**EXERCISE MATERIALS:**
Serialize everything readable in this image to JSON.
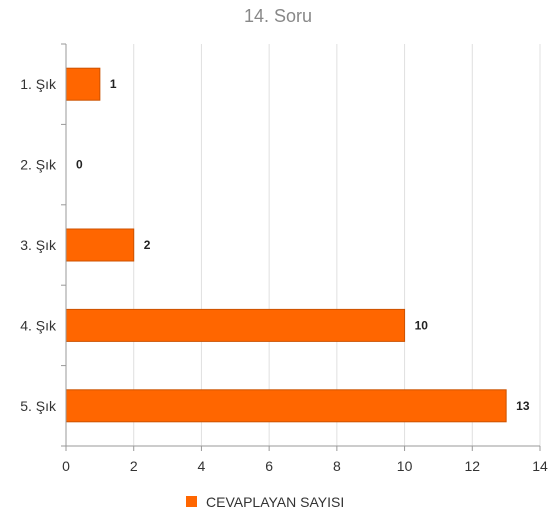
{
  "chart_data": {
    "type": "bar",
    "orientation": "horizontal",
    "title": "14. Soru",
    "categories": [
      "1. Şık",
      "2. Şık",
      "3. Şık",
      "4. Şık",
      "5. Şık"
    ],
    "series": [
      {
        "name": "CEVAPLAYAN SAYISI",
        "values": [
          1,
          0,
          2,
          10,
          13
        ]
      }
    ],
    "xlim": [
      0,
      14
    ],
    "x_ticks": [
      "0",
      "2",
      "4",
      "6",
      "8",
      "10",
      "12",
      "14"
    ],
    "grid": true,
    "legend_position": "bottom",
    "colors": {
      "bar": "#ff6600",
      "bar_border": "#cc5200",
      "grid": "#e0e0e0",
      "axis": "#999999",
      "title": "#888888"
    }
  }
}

**PROBLEM DETAILS:** Give every record again exactly, apart from the pictures, which stay out.

**ANSWER TO THE EXERCISE:**
Serialize everything readable in this image to JSON.
{
  "chart_data": {
    "type": "bar",
    "orientation": "horizontal",
    "title": "14. Soru",
    "categories": [
      "1. Şık",
      "2. Şık",
      "3. Şık",
      "4. Şık",
      "5. Şık"
    ],
    "series": [
      {
        "name": "CEVAPLAYAN SAYISI",
        "values": [
          1,
          0,
          2,
          10,
          13
        ]
      }
    ],
    "xlim": [
      0,
      14
    ],
    "x_ticks": [
      "0",
      "2",
      "4",
      "6",
      "8",
      "10",
      "12",
      "14"
    ],
    "grid": true,
    "legend_position": "bottom",
    "colors": {
      "bar": "#ff6600",
      "bar_border": "#cc5200",
      "grid": "#e0e0e0",
      "axis": "#999999",
      "title": "#888888"
    }
  }
}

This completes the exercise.